>> BEGIN

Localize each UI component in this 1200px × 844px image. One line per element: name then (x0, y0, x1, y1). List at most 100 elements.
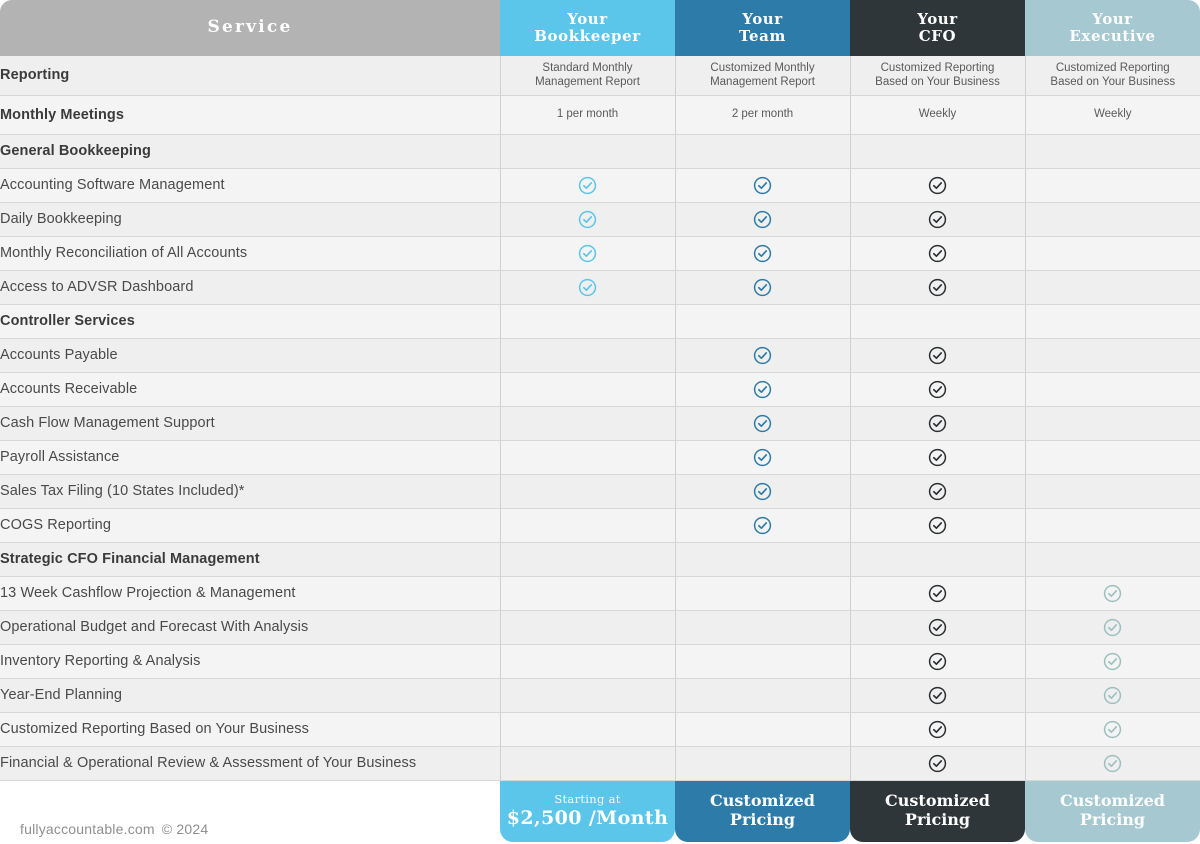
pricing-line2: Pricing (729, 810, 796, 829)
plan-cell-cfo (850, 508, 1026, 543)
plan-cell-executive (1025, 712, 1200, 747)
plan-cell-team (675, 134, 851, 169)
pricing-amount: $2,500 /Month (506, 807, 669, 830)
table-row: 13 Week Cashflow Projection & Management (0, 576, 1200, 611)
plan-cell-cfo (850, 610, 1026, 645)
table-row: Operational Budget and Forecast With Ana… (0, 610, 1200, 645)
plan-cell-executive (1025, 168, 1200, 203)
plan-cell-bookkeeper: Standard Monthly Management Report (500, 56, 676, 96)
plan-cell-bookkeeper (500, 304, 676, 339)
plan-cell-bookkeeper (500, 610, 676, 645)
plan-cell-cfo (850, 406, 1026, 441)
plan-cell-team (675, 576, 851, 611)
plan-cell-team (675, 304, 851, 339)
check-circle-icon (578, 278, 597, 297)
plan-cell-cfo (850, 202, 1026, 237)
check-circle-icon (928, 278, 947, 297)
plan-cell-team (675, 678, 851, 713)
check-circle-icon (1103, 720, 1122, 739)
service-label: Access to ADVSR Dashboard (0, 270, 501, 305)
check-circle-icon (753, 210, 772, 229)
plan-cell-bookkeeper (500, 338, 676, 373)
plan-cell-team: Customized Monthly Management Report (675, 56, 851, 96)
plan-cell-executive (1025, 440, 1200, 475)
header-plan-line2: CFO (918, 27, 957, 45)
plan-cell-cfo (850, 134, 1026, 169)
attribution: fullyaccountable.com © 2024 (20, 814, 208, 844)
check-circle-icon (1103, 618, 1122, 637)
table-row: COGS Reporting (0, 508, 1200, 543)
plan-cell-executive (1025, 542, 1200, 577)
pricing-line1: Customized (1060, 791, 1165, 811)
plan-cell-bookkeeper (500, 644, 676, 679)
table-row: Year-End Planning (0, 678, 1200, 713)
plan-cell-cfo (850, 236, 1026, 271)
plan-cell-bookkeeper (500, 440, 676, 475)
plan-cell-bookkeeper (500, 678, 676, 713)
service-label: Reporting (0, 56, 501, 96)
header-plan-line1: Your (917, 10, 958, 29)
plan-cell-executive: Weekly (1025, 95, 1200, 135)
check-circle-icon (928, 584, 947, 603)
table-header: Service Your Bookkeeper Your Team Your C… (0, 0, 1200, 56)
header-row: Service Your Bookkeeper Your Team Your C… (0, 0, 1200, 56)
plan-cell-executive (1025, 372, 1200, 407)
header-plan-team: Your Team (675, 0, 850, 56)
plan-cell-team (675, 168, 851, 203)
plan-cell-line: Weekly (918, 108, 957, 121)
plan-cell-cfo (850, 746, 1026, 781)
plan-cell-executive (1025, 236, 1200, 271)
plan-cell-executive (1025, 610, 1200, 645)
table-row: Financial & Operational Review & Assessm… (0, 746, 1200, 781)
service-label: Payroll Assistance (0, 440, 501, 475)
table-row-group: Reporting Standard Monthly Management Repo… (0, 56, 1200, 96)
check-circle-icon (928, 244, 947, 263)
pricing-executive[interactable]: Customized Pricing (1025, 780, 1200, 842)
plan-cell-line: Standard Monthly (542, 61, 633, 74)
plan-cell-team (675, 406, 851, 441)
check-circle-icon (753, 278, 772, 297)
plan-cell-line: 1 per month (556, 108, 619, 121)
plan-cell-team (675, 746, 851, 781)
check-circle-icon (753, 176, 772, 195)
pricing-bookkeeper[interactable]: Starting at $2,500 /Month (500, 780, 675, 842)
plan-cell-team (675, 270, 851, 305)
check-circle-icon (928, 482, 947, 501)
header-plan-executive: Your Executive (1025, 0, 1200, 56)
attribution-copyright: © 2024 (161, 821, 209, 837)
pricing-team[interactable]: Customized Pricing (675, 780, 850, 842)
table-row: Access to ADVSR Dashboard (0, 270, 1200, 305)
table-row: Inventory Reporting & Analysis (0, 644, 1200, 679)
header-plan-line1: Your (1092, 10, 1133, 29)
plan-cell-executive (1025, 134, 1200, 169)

>> END

* **Exercise directions**:
Reproduce all of the entries above verbatim, omitting the pictures.

* **Exercise answer**:
Localize each UI component in this 1200px × 844px image. One line per element: name then (x0, y0, x1, y1). List at most 100 elements.
pricing-line2: Pricing (729, 810, 796, 829)
plan-cell-cfo (850, 508, 1026, 543)
plan-cell-executive (1025, 712, 1200, 747)
plan-cell-team (675, 134, 851, 169)
pricing-amount: $2,500 /Month (506, 807, 669, 830)
table-row: 13 Week Cashflow Projection & Management (0, 576, 1200, 611)
plan-cell-cfo (850, 610, 1026, 645)
table-row: Operational Budget and Forecast With Ana… (0, 610, 1200, 645)
plan-cell-executive (1025, 168, 1200, 203)
plan-cell-bookkeeper: Standard Monthly Management Report (500, 56, 676, 96)
plan-cell-bookkeeper (500, 304, 676, 339)
plan-cell-bookkeeper (500, 610, 676, 645)
plan-cell-cfo (850, 406, 1026, 441)
plan-cell-team (675, 576, 851, 611)
plan-cell-team (675, 304, 851, 339)
check-circle-icon (578, 278, 597, 297)
plan-cell-cfo (850, 202, 1026, 237)
check-circle-icon (928, 278, 947, 297)
plan-cell-team (675, 678, 851, 713)
check-circle-icon (1103, 720, 1122, 739)
service-label: Access to ADVSR Dashboard (0, 270, 501, 305)
check-circle-icon (753, 210, 772, 229)
plan-cell-bookkeeper (500, 338, 676, 373)
plan-cell-team: Customized Monthly Management Report (675, 56, 851, 96)
plan-cell-executive (1025, 440, 1200, 475)
header-plan-line2: CFO (918, 27, 957, 45)
plan-cell-cfo (850, 134, 1026, 169)
attribution: fullyaccountable.com © 2024 (20, 814, 208, 844)
check-circle-icon (1103, 618, 1122, 637)
table-row: COGS Reporting (0, 508, 1200, 543)
plan-cell-executive (1025, 542, 1200, 577)
pricing-line1: Customized (1060, 791, 1165, 811)
plan-cell-bookkeeper (500, 644, 676, 679)
table-row: Year-End Planning (0, 678, 1200, 713)
plan-cell-cfo (850, 236, 1026, 271)
plan-cell-bookkeeper (500, 440, 676, 475)
plan-cell-bookkeeper (500, 678, 676, 713)
service-label: Reporting (0, 56, 501, 96)
header-plan-line1: Your (917, 10, 958, 29)
plan-cell-executive: Weekly (1025, 95, 1200, 135)
check-circle-icon (928, 584, 947, 603)
table-header: Service Your Bookkeeper Your Team Your C… (0, 0, 1200, 56)
header-row: Service Your Bookkeeper Your Team Your C… (0, 0, 1200, 56)
plan-cell-executive (1025, 372, 1200, 407)
header-plan-team: Your Team (675, 0, 850, 56)
plan-cell-team (675, 168, 851, 203)
plan-cell-line: Weekly (918, 108, 957, 121)
plan-cell-cfo (850, 746, 1026, 781)
plan-cell-executive (1025, 236, 1200, 271)
plan-cell-executive (1025, 610, 1200, 645)
table-row: Financial & Operational Review & Assessm… (0, 746, 1200, 781)
service-label: Payroll Assistance (0, 440, 501, 475)
table-row-group: Reporting Standard Monthly Management Repo… (0, 56, 1200, 96)
check-circle-icon (928, 244, 947, 263)
pricing-executive[interactable]: Customized Pricing (1025, 780, 1200, 842)
plan-cell-line: Standard Monthly (542, 61, 633, 74)
plan-cell-team (675, 406, 851, 441)
check-circle-icon (753, 278, 772, 297)
plan-cell-line: 1 per month (556, 108, 619, 121)
plan-cell-team (675, 746, 851, 781)
check-circle-icon (753, 176, 772, 195)
pricing-bookkeeper[interactable]: Starting at $2,500 /Month (500, 780, 675, 842)
plan-cell-team (675, 270, 851, 305)
check-circle-icon (928, 482, 947, 501)
header-plan-executive: Your Executive (1025, 0, 1200, 56)
attribution-copyright: © 2024 (161, 821, 209, 837)
pricing-team[interactable]: Customized Pricing (675, 780, 850, 842)
table-row: Access to ADVSR Dashboard (0, 270, 1200, 305)
table-row: Inventory Reporting & Analysis (0, 644, 1200, 679)
header-plan-line1: Your (1092, 10, 1133, 29)
plan-cell-executive (1025, 134, 1200, 169)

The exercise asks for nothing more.